Your goal :: Gather the lines that hold the string "Save".

Stored records ::
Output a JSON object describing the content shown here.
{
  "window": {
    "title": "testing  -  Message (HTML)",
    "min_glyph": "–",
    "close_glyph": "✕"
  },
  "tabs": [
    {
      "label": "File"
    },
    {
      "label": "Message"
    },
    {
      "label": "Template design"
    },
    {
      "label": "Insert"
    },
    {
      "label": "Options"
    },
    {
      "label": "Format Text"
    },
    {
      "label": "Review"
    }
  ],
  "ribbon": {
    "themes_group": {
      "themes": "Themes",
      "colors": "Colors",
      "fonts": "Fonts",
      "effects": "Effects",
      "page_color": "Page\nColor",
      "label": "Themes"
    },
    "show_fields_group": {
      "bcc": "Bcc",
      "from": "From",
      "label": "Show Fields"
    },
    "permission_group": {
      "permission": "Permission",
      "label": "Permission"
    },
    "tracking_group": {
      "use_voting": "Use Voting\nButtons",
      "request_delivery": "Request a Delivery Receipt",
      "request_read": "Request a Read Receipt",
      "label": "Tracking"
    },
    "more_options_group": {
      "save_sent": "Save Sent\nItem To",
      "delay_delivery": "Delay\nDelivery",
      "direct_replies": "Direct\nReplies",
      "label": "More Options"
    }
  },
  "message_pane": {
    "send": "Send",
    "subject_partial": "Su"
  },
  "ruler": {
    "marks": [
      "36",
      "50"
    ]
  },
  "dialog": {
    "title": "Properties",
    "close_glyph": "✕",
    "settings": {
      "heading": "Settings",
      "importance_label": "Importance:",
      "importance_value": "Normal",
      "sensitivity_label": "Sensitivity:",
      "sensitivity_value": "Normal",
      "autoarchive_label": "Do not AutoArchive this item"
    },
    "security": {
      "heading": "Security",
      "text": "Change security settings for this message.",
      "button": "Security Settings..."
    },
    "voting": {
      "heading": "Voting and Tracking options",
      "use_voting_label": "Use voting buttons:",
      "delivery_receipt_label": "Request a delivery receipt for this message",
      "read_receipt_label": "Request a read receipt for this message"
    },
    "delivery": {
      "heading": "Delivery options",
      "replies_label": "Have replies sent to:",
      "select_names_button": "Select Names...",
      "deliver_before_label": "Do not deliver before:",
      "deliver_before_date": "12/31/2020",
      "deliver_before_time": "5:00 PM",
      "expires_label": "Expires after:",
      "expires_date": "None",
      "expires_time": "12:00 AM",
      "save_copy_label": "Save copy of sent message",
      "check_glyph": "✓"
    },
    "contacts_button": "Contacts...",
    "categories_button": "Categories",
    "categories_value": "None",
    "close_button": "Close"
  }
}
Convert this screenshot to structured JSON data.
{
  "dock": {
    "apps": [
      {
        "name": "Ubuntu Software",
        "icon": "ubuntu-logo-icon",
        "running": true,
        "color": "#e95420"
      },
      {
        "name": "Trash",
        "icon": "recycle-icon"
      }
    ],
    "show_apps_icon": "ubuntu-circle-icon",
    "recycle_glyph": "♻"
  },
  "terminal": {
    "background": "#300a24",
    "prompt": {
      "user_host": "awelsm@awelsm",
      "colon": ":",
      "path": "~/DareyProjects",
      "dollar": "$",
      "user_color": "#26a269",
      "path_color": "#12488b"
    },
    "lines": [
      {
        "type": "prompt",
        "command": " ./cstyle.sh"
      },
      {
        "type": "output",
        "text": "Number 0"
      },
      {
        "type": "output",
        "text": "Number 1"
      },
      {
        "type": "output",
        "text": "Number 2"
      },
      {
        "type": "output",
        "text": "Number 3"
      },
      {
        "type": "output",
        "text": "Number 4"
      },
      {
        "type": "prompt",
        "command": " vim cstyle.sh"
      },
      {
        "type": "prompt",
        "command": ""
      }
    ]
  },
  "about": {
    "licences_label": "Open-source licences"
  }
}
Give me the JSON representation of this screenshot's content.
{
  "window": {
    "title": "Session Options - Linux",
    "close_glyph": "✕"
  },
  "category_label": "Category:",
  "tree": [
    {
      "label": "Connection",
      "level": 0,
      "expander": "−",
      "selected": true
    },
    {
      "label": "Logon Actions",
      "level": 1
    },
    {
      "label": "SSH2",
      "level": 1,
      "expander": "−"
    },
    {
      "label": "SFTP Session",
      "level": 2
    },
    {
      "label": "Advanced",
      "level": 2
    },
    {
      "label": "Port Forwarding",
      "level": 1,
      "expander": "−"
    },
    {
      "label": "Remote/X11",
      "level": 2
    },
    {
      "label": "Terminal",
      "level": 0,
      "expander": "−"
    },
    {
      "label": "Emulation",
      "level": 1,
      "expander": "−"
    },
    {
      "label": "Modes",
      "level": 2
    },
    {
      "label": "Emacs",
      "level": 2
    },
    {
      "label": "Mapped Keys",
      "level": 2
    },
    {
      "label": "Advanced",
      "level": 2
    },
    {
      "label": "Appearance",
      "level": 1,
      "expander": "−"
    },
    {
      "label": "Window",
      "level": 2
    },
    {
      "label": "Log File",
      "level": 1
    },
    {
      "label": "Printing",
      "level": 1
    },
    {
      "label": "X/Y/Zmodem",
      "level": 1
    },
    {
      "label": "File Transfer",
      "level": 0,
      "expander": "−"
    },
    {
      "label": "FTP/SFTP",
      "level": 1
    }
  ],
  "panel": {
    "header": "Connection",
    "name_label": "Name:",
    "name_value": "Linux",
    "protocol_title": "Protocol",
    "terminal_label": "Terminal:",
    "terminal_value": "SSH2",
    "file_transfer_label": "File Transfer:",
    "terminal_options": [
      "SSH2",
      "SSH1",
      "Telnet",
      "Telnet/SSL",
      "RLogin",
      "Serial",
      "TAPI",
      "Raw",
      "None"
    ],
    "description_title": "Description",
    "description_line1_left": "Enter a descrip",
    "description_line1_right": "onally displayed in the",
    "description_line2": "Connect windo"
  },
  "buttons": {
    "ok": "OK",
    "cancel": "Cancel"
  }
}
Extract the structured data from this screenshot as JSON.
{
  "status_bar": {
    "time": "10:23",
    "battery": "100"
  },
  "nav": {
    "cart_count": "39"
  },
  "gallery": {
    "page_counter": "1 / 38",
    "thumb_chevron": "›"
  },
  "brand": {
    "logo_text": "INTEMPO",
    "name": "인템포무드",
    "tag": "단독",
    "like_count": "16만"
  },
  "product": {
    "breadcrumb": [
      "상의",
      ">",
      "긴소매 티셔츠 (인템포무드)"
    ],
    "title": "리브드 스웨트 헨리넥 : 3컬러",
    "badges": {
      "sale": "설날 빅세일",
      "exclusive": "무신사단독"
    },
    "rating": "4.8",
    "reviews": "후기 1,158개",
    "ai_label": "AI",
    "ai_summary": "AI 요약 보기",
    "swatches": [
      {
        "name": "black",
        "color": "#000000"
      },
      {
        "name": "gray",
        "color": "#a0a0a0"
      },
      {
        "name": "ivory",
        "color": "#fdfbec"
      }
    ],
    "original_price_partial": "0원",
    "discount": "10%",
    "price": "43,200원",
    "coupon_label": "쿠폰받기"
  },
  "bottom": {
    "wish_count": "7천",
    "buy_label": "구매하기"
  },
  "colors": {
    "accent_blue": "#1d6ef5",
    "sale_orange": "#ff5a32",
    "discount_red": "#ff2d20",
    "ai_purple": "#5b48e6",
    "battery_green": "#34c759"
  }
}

Exercise output ::
      "save_sent": "Save Sent\nItem To",
      "save_copy_label": "Save copy of sent message",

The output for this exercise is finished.